### 原文段落
────────

2012年12月7日 星期五

上樑不正下樑歪 ─ 評謝長廷中國行(之3)

作者 陳師孟   
2012-12-07
謝長廷到中國拋出「憲法各表」的主張,對台灣的處境形同落井下石:中國國民黨死抱不放的「一中各表」,只是根據1992年一次非官方「辜汪會談」的要義,正當性何其薄弱,就幾乎使「中華民國」成為國際上的拒絕往來戶,「憲法各表」則更似要提供「一中各表」的「法源」,補強其正當性。好在中國共產黨難改其貪得無厭的本質,非以「一中原則」徹底取代「一中各表」不可、非以「中華人民共和國」完全抹殺「中華民國」不可,所以對謝的「憲法各表」也就興趣缺缺。不過謝的冒進引起綠營內部的反彈,則是理所當然。

────────

### 執行事項
**a)** 在這篇評謝長廷中國行的文章裡,中國國民黨堅持的「一中各表」是根據哪一次會談的要義?
**b)** 請接續這篇評謝長廷中國行的文章,從最後一句之後往下寫。

(空間版面資料)
────────

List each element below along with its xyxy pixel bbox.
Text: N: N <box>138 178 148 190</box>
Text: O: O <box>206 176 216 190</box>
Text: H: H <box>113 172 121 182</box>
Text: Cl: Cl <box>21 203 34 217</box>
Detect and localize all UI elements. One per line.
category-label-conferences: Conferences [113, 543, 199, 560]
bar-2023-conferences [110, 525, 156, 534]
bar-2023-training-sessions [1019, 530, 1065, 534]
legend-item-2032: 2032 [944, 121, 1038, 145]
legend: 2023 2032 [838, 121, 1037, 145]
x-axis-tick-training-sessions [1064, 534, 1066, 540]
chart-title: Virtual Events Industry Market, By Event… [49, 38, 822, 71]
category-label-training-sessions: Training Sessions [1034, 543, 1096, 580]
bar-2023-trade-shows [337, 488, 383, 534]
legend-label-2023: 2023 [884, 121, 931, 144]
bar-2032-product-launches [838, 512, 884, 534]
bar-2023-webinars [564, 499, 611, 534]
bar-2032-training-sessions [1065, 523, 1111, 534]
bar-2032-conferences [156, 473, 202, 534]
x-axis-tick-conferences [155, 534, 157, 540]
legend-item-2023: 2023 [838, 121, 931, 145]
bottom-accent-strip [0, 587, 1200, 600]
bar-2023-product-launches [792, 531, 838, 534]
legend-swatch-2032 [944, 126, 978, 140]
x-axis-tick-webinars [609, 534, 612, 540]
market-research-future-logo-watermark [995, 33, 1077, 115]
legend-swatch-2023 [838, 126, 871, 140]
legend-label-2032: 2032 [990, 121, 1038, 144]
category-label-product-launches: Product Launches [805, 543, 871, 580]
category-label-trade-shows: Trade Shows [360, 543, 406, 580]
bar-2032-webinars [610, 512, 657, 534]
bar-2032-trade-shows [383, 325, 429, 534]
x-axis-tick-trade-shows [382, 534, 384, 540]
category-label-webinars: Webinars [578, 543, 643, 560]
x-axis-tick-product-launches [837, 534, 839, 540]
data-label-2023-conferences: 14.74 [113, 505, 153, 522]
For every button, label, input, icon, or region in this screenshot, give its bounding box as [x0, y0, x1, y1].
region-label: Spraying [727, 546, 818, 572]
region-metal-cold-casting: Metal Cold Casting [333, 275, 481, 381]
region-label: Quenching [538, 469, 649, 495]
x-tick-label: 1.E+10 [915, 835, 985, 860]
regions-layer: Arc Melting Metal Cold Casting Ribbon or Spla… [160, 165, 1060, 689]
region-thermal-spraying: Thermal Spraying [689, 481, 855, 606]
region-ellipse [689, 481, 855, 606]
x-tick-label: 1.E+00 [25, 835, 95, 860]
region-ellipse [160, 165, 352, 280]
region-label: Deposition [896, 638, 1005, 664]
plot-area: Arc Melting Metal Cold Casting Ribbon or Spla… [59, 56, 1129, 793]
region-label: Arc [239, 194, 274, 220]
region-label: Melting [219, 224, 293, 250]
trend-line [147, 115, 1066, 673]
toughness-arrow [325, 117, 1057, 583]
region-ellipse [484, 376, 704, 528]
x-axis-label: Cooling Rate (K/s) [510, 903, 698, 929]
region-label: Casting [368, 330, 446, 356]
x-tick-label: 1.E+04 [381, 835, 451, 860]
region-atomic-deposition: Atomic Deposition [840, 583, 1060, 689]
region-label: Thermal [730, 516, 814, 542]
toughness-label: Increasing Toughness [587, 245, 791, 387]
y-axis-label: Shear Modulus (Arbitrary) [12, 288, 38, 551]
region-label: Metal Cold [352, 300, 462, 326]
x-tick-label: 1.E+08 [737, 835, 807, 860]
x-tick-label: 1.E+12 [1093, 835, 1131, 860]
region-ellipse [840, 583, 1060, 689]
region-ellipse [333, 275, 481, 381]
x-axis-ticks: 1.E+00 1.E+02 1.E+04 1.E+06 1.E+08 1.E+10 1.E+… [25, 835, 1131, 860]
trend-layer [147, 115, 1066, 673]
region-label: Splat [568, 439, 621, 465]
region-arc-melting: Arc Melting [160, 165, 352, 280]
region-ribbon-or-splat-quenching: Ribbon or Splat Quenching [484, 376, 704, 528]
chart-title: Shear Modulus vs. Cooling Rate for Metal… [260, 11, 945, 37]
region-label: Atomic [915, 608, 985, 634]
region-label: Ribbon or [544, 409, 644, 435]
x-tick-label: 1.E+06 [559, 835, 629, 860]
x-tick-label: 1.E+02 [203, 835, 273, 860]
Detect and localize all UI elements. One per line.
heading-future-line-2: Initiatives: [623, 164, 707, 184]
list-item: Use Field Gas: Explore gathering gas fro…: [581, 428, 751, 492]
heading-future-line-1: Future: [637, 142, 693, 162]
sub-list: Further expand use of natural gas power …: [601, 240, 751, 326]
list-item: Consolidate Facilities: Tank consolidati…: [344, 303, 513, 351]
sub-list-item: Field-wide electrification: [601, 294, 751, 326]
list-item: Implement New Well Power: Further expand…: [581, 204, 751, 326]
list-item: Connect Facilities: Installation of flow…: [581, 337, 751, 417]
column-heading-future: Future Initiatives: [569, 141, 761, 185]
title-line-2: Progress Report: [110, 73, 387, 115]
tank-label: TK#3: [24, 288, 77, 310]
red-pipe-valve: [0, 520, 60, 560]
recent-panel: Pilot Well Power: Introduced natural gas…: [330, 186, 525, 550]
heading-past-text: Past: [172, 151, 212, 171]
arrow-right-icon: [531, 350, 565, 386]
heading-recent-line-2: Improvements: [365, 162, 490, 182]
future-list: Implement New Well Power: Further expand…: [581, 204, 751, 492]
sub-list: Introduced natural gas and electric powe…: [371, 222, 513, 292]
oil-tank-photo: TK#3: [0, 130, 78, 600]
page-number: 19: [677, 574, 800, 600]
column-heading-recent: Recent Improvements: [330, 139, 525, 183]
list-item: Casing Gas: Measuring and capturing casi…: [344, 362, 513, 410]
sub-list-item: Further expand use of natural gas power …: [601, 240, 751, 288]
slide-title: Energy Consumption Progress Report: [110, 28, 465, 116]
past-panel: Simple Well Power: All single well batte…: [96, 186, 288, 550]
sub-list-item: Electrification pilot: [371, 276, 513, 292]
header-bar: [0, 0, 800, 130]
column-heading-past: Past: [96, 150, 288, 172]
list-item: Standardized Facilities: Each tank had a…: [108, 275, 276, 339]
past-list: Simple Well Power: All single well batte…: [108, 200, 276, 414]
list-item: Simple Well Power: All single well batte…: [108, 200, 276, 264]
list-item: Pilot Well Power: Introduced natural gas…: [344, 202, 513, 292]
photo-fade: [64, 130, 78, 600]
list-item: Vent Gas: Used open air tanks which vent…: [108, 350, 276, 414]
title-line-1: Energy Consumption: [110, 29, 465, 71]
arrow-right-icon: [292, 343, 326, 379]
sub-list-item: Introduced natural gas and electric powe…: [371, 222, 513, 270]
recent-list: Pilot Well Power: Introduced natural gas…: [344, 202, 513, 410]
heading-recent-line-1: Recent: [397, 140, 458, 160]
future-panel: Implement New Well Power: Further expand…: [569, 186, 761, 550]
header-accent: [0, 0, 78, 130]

────────

### 任務回答
**a)** 根據1992年一次非官方的「辜汪會談」。

**b)**
謝系從上到下對各方的批判,不但無意反省檢討「憲法各表」的盲點,反而展開「以攻擊代替防禦」的戰術,一方面嘲諷別人是受到過去兩蔣時代的洗腦,成了「恐共症」的長期病患,另一方面則由謝本人發動黨內的「寧靜革命」,挑戰民進黨《黨綱》中的三個「決議文」,認為三者在對中國的立場上,彼此有所扞格。關於獨派人士是否恐共,我們只能說,事關台灣國家前途與後代命運,與前科累累的中共打交道總以小心為是,寧可「不及」、也不可「過」,寧可戒慎恐懼、 也不要一廂情願;如果這算是被洗腦,總比被統戰好多了。至於民進黨「決議文」的內在一致性,就不是主觀上見仁見智的問題,有必要嚴肅回應,但民進黨中央對此卻如西諺所形容的:「安靜得震耳欲聾」。如果謝的質疑確實無誤,黨中央在默認之餘,有必要檢討修訂;但事實如何呢?
根據媒體報導,謝把矛頭先指向1999年的「台灣前途決議文」,該文有謂:「台灣是一個主權獨立的國家,…依目前憲法稱為中華民國,但與中華人民共和國互不隸屬」,表面上有認同「中華民國」、接受《中華民國憲法》的意含,雖然明白反對「一中原則」,但也看不出 反對「一中各表」;再者2004年的「族群多元國家一體決議文」也有謂:「中華民國認同與台灣認同應相互接納,…都是對國家認同的表達方式」,也像是在國家認同上留有模糊空間。但到了2007年的「正常國家決議文」,卻出現:「台灣至今仍沿用不當的中華民國憲法架構,導致民選政府無法正常運作,造成憲政體制不正常」,明白指出《中華民國憲法》對台灣要成為一個正常國家構成障礙。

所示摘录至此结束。